● **What the task asks**
Copy all lines containing the string "Because" from the records below.

=== Information given ===

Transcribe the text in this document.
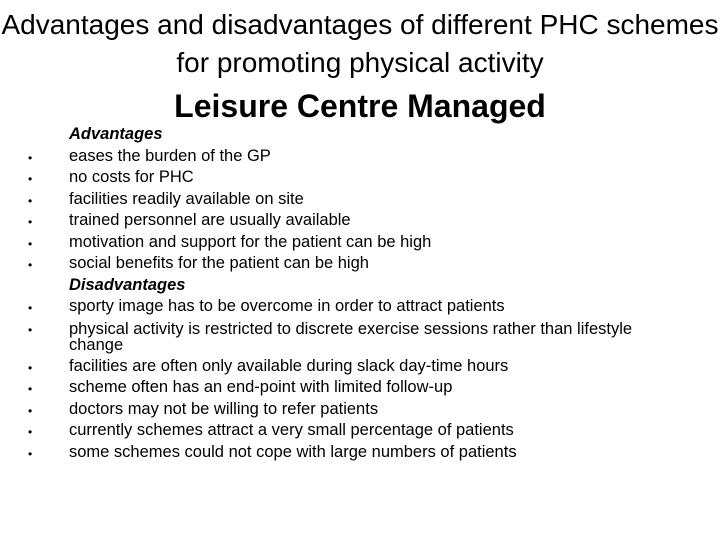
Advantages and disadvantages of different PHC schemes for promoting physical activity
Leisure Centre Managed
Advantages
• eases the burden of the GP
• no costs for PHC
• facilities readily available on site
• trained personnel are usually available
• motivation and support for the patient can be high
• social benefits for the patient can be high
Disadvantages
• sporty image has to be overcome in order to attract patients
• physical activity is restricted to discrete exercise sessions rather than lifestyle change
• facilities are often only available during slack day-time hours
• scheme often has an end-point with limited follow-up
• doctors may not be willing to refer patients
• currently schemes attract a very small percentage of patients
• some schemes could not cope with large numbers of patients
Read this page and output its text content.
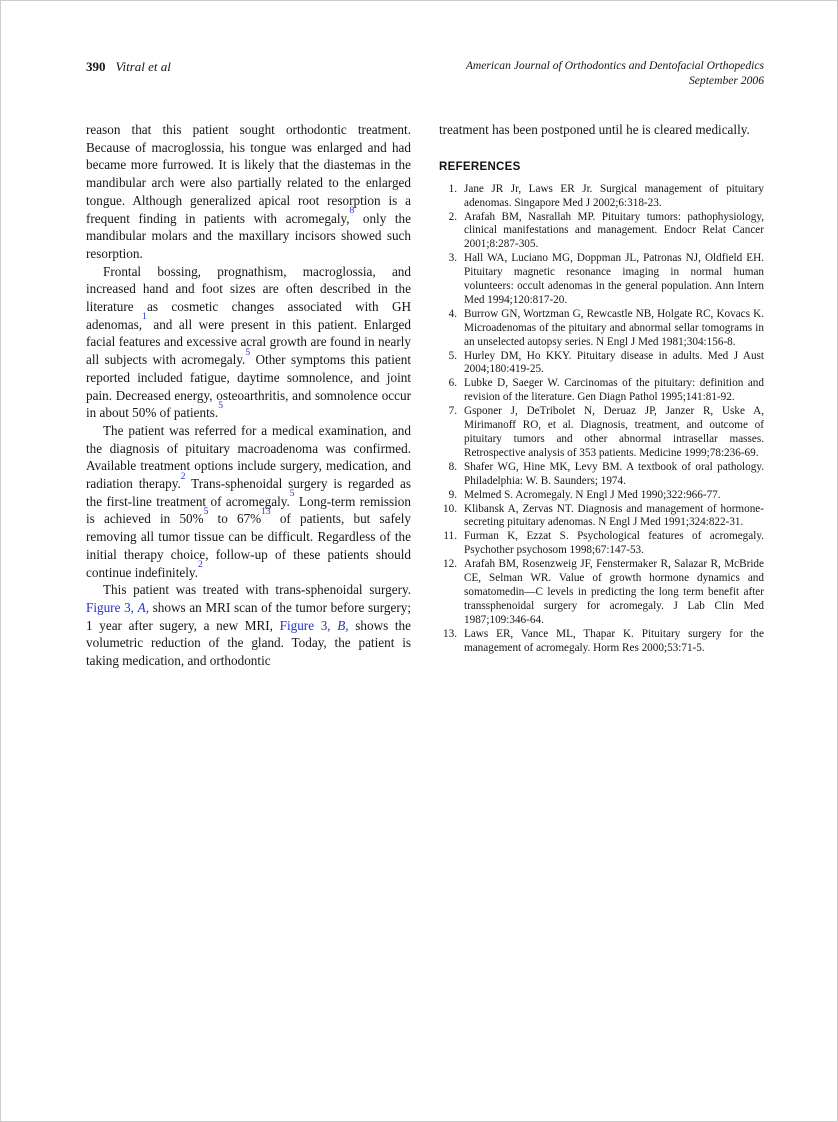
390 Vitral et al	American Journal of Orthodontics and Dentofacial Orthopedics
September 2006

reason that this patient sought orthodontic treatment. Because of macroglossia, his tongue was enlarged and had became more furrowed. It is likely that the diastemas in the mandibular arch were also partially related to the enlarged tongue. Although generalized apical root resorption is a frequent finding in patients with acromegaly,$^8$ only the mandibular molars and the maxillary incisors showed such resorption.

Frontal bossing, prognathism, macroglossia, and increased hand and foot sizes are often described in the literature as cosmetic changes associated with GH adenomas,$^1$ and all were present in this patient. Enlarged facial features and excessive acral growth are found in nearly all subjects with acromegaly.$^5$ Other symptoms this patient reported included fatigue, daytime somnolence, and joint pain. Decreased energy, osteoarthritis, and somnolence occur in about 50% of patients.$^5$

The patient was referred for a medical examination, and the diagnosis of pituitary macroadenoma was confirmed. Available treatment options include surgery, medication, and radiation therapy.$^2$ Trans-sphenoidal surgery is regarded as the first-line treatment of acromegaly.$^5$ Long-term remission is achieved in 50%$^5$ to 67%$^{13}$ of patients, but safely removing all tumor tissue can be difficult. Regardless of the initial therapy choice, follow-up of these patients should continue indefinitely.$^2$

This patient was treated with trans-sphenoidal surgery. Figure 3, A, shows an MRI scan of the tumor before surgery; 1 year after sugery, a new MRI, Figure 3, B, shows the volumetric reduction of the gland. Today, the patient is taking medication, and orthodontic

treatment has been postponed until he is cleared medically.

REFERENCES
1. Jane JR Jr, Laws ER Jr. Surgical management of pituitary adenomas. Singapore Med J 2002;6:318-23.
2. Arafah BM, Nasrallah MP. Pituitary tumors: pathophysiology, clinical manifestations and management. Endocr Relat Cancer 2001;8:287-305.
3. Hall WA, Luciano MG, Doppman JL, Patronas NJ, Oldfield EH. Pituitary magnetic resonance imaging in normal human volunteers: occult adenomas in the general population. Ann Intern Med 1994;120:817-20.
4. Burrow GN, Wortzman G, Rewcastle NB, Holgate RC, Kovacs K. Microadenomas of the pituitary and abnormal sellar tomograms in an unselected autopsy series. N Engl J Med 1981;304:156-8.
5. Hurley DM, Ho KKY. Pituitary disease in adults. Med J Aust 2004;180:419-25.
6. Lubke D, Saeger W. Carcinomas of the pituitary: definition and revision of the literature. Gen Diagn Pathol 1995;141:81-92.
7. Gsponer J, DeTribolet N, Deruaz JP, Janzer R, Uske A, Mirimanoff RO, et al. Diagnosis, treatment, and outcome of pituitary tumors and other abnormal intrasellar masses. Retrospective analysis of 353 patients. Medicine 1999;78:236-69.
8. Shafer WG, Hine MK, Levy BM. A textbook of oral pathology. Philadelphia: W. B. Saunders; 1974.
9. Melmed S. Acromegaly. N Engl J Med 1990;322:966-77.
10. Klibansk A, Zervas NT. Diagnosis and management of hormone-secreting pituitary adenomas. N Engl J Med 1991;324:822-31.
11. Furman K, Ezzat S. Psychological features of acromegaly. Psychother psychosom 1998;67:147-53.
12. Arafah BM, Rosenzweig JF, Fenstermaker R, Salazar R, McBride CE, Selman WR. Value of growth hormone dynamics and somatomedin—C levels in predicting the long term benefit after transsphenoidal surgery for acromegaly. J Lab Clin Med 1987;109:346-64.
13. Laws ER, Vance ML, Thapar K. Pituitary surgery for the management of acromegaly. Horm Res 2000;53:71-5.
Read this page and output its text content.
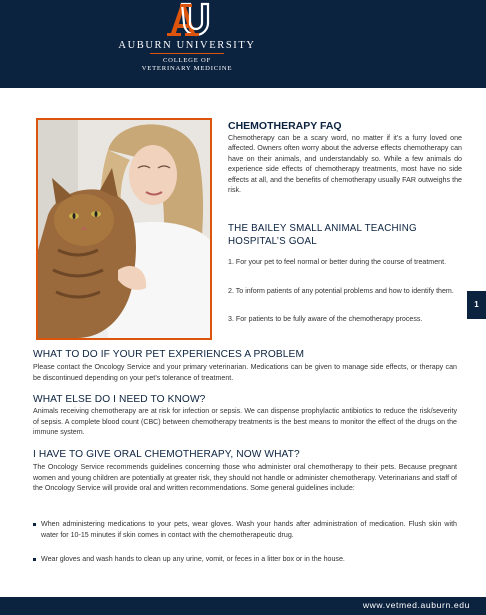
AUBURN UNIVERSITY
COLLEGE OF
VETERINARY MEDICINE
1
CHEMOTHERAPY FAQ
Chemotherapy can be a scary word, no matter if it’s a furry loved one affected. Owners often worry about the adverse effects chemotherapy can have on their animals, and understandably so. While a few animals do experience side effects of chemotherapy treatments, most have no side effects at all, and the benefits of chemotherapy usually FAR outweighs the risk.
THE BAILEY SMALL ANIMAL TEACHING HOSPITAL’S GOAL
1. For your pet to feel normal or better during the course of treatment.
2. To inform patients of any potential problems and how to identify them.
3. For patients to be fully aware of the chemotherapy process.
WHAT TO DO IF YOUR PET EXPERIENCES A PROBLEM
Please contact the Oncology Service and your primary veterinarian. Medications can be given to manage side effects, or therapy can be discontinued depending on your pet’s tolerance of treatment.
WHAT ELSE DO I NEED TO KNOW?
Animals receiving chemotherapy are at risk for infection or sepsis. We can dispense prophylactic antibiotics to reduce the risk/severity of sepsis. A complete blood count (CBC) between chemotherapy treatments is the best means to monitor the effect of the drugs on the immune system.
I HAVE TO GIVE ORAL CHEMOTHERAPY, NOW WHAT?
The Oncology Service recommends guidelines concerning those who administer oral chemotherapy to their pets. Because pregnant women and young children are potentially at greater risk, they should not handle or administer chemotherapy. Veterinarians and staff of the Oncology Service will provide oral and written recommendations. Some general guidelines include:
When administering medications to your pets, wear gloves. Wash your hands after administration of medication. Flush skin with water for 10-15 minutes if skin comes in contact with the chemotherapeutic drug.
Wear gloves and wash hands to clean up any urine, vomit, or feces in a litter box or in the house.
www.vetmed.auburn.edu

===
=== Information given ===

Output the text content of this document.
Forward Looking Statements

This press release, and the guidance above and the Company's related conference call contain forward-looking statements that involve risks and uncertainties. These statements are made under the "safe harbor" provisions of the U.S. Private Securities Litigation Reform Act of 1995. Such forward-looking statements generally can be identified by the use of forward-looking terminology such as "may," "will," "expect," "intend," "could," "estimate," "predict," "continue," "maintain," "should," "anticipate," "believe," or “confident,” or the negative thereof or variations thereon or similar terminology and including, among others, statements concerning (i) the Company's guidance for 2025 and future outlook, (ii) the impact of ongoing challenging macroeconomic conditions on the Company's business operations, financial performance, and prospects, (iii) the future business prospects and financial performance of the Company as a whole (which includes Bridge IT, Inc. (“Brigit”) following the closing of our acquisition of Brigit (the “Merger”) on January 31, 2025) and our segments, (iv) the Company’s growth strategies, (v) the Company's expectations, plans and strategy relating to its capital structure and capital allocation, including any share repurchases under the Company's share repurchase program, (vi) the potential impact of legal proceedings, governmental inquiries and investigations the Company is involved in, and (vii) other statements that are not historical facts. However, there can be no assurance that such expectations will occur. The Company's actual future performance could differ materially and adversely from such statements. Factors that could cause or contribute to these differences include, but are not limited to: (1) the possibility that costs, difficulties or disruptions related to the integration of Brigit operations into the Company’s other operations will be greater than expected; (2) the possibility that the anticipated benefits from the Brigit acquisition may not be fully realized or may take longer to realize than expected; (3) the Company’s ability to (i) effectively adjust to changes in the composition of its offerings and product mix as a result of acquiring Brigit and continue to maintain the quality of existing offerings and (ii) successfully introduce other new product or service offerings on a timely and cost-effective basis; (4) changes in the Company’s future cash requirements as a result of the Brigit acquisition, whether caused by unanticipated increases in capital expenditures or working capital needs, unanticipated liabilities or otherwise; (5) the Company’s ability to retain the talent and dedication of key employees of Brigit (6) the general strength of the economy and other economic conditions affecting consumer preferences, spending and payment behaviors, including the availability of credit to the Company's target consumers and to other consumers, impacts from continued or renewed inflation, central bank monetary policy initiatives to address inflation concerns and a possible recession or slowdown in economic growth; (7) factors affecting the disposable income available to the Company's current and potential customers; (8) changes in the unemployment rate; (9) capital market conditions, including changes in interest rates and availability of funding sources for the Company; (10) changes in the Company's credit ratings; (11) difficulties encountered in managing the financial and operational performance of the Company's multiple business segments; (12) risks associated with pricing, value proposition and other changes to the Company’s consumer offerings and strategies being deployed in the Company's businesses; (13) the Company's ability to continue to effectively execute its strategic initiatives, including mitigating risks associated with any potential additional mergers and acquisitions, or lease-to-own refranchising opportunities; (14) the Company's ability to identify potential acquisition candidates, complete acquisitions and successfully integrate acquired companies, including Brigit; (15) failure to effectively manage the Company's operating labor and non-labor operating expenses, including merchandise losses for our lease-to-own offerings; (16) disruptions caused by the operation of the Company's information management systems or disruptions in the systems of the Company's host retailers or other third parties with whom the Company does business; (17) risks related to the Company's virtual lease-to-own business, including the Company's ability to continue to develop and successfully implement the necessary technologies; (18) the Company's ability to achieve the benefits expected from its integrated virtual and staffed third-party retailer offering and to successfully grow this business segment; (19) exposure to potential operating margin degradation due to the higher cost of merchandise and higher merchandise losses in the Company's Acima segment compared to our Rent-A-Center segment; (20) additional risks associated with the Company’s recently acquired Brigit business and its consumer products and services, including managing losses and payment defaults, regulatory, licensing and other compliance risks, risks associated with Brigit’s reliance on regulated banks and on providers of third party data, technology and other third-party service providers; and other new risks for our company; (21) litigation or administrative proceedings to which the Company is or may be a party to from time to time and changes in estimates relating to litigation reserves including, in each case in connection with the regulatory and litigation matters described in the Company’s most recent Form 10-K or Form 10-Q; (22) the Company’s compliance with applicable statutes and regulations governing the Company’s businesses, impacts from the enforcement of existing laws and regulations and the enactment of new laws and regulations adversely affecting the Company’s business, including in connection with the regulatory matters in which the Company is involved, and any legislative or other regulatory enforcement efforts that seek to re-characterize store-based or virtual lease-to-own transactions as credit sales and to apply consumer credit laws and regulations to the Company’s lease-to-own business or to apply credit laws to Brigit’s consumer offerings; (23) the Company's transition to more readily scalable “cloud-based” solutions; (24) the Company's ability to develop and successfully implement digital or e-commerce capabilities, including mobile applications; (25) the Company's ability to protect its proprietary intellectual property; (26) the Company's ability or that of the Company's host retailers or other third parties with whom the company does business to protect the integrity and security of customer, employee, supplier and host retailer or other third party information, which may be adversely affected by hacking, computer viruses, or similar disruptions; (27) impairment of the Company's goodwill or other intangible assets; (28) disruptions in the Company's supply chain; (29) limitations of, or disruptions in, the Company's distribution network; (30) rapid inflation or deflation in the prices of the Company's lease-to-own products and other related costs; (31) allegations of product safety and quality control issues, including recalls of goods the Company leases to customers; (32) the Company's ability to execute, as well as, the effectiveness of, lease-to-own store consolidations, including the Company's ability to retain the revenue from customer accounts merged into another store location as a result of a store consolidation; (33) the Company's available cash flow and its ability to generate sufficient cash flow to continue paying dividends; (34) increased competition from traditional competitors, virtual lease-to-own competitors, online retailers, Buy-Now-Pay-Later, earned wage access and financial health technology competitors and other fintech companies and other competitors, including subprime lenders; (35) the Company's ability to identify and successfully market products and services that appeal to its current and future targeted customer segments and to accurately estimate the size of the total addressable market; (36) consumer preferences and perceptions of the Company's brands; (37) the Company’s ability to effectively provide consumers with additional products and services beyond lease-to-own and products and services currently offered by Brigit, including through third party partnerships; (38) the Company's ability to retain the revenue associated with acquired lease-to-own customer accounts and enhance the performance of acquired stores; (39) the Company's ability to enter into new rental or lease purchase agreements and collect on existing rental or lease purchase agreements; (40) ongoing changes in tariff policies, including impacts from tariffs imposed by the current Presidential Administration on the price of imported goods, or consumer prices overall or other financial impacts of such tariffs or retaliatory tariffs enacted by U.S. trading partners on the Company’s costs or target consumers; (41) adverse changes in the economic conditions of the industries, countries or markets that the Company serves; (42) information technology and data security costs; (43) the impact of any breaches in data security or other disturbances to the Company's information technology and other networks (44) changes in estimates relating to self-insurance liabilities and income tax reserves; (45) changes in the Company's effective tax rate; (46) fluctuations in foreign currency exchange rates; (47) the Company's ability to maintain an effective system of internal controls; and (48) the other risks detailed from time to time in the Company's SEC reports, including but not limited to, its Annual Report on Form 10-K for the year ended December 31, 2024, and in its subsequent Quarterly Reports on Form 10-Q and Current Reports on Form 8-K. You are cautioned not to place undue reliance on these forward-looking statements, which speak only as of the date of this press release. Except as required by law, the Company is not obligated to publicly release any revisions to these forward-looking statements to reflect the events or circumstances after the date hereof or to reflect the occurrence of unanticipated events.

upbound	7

===

● **Exercise solution**
reason that this patient sought orthodontic treatment. Because of macroglossia, his tongue was enlarged and had became more furrowed. It is likely that the diastemas in the mandibular arch were also partially related to the enlarged tongue. Although generalized apical root resorption is a frequent finding in patients with acromegaly,$^8$ only the mandibular molars and the maxillary incisors showed such resorption.
The Oncology Service recommends guidelines concerning those who administer oral chemotherapy to their pets. Because pregnant women and young children are potentially at greater risk, they should not handle or administer chemotherapy. Veterinarians and staff of the Oncology Service will provide oral and written recommendations. Some general guidelines include:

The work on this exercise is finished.